* _Set problem_
Report how many lines contain "JSON", with no other words.

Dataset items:
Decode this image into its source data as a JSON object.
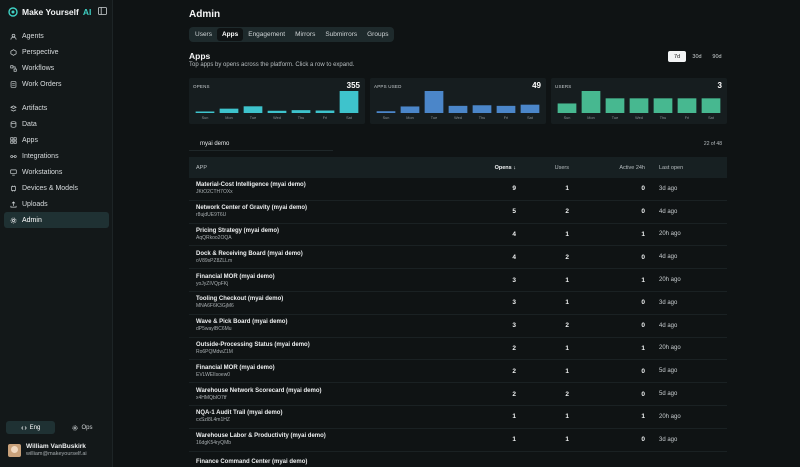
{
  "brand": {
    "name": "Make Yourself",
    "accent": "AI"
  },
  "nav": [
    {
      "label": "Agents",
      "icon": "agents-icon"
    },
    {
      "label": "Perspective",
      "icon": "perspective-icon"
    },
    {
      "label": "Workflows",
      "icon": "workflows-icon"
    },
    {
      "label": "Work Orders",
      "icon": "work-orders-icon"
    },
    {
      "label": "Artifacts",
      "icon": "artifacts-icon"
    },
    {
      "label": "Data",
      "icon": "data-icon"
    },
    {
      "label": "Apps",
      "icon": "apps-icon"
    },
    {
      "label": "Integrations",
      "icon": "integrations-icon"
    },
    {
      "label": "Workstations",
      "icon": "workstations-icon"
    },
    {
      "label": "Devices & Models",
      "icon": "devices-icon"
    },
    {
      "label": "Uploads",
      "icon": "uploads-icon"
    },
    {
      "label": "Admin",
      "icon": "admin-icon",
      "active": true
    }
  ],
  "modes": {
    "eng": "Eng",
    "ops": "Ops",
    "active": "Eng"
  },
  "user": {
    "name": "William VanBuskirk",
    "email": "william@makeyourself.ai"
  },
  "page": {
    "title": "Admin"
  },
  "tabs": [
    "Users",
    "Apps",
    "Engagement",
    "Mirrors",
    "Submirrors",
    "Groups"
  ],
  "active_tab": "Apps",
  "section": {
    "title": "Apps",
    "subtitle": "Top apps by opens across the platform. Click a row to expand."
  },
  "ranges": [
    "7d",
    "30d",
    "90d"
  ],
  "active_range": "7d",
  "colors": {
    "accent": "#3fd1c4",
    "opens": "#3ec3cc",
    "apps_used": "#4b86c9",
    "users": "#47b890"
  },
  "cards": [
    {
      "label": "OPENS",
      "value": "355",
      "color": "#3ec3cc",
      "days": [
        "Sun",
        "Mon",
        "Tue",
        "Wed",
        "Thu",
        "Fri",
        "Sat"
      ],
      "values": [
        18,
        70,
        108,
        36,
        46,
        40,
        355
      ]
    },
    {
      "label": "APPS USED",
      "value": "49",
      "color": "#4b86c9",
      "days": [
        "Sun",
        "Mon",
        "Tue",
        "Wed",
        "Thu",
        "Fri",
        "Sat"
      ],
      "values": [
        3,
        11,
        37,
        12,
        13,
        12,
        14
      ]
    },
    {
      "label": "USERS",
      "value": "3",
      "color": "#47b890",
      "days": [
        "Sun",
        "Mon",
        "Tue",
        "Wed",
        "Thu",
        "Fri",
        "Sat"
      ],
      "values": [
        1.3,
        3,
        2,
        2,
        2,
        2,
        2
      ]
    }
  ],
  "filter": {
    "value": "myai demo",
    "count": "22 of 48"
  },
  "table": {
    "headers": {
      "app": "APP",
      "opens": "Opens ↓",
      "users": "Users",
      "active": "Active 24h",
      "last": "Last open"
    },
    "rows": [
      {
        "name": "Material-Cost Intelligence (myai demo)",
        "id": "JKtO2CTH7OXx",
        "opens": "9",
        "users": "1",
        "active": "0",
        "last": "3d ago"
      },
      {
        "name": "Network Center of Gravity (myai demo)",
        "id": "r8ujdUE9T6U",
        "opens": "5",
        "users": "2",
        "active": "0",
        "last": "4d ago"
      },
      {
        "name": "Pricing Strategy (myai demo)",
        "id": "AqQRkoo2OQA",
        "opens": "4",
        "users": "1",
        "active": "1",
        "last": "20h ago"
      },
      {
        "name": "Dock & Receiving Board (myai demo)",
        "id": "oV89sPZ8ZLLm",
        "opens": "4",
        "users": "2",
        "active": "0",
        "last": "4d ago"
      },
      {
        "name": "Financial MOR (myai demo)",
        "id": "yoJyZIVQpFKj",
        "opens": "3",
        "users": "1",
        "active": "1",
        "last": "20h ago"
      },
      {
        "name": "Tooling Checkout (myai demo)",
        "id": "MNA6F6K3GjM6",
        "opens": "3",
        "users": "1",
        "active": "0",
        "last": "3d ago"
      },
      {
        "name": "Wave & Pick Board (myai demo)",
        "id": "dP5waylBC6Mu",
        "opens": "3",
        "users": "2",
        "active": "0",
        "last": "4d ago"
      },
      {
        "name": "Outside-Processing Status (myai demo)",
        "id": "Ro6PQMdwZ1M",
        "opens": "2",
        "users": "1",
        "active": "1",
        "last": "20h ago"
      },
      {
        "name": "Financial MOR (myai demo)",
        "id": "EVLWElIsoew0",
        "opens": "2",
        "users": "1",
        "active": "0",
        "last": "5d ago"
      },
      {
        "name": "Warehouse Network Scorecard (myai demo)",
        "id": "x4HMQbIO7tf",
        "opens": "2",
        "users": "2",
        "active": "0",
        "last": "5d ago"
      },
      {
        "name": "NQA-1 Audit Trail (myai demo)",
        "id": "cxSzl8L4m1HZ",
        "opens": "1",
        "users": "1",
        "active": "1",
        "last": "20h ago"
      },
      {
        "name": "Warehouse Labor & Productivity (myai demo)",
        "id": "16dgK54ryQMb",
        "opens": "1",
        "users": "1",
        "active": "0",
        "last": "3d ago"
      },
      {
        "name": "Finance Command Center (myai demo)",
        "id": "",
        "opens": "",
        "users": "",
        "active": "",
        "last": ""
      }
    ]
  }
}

--

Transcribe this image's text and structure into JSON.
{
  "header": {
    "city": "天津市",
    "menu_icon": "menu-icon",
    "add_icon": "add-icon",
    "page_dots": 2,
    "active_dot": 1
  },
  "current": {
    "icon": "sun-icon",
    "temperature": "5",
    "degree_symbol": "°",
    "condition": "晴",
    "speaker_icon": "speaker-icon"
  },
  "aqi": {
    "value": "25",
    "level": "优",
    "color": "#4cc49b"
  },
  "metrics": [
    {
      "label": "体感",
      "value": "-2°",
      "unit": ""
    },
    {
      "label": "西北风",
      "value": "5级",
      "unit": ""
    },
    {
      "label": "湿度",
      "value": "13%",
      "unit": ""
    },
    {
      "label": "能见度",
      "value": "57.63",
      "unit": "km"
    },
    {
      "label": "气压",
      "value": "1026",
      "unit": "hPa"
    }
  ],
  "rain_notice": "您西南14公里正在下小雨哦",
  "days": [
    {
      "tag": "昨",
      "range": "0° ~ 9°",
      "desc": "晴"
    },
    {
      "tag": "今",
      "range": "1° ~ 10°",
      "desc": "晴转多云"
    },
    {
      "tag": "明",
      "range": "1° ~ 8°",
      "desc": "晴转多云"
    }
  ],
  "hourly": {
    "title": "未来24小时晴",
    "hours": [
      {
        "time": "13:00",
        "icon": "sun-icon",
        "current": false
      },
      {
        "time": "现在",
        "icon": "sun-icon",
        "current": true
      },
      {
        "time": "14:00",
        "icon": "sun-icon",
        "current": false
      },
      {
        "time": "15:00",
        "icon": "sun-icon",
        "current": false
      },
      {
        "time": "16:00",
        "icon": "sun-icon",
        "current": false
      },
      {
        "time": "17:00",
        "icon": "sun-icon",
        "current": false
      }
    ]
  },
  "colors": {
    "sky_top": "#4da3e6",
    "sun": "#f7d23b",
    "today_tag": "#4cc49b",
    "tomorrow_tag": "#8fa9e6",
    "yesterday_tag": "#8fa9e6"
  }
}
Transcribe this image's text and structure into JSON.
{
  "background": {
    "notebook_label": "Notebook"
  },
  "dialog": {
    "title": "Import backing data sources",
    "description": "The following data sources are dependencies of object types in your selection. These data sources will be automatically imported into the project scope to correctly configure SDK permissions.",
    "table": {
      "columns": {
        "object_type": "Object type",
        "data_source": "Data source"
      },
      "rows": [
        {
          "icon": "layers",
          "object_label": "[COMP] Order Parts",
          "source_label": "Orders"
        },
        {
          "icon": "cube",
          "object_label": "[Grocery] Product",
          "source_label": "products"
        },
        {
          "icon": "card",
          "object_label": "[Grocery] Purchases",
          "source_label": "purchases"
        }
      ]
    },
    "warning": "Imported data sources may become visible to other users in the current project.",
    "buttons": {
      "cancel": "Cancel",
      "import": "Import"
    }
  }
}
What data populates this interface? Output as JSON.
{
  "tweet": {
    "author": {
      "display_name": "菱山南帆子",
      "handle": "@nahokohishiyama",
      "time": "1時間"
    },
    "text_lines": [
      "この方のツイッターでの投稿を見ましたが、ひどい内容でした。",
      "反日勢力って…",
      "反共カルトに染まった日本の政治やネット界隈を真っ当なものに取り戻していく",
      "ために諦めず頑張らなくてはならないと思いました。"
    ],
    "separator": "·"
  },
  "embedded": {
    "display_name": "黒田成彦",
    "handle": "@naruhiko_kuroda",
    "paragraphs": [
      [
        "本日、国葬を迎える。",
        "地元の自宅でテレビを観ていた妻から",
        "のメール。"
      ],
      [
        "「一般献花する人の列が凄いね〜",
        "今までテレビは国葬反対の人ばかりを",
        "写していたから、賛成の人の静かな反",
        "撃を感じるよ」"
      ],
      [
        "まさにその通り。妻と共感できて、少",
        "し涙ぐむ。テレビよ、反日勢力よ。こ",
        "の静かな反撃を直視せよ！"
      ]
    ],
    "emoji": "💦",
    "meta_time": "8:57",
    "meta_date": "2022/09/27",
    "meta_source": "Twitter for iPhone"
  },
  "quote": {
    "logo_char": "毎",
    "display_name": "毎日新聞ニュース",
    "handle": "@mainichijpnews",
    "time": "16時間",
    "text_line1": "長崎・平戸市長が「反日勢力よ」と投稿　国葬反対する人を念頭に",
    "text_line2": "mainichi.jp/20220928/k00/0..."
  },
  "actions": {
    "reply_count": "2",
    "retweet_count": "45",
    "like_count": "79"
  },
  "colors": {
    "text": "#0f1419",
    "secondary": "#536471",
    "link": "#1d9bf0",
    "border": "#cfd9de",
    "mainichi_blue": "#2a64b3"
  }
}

* _The reply_
4